• **WHAT THIS TASK INVOLVES**:
What lines of the data include the string "marker"? Copy them all.

— BEGIN —

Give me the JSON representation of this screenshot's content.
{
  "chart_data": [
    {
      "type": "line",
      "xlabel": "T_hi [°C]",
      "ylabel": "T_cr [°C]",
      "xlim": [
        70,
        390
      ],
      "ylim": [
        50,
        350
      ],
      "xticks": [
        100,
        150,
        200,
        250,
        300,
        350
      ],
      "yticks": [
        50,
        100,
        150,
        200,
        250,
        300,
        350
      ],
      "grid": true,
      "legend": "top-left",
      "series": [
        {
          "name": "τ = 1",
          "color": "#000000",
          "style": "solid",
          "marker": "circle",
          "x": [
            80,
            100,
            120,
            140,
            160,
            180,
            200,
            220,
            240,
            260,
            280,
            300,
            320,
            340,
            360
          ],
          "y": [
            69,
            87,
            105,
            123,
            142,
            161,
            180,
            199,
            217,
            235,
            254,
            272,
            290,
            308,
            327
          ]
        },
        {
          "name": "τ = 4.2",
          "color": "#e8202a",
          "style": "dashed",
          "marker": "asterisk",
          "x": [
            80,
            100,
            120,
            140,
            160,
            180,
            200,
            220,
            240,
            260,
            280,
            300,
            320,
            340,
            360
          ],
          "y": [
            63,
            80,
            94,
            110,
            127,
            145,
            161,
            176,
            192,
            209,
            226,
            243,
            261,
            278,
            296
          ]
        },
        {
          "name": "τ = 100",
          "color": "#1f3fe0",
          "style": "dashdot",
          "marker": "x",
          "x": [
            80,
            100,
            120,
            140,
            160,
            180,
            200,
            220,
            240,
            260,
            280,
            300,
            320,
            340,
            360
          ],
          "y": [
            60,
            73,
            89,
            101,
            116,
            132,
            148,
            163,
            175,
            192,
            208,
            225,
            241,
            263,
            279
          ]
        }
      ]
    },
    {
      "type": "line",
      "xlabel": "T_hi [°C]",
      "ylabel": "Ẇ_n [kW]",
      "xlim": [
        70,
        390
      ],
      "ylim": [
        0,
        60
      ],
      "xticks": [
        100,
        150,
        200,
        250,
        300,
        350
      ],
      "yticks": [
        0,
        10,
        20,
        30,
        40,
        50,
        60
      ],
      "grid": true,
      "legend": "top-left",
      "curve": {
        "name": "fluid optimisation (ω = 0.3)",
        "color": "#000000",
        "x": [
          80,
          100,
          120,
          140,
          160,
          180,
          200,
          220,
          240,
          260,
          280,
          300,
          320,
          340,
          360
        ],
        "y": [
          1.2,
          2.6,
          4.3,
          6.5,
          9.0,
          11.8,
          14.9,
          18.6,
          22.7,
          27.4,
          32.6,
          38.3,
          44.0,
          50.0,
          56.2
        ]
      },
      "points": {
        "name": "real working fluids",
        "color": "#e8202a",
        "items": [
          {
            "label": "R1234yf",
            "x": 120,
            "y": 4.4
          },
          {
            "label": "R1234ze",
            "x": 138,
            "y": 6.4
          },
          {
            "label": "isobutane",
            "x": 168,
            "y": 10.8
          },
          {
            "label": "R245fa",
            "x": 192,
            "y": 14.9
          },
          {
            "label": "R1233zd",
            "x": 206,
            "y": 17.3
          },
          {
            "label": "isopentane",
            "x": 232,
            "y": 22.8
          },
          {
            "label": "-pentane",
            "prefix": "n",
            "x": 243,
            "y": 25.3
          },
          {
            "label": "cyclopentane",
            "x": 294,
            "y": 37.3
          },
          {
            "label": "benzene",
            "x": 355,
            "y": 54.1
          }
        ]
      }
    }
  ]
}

— END —

• **TASK OUTPUT**:
          "marker": "circle",
          "marker": "asterisk",
          "marker": "x",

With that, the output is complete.